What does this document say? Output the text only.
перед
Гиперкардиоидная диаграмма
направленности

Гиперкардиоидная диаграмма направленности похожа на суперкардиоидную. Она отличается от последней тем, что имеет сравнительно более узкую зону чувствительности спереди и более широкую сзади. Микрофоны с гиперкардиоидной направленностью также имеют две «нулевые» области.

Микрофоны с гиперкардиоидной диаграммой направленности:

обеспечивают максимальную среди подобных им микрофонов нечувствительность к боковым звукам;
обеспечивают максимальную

======

Copy all of the data exactly.

#### [EXERCISE ANSWER]
What does this document say? Output the text only.
перед
Гиперкардиоидная диаграмма
направленности

Гиперкардиоидная диаграмма направленности похожа на суперкардиоидную. Она отличается от последней тем, что имеет сравнительно более узкую зону чувствительности спереди и более широкую сзади. Микрофоны с гиперкардиоидной направленностью также имеют две «нулевые» области.

Микрофоны с гиперкардиоидной диаграммой направленности:

обеспечивают максимальную среди подобных им микрофонов нечувствительность к боковым звукам;
обеспечивают максимальную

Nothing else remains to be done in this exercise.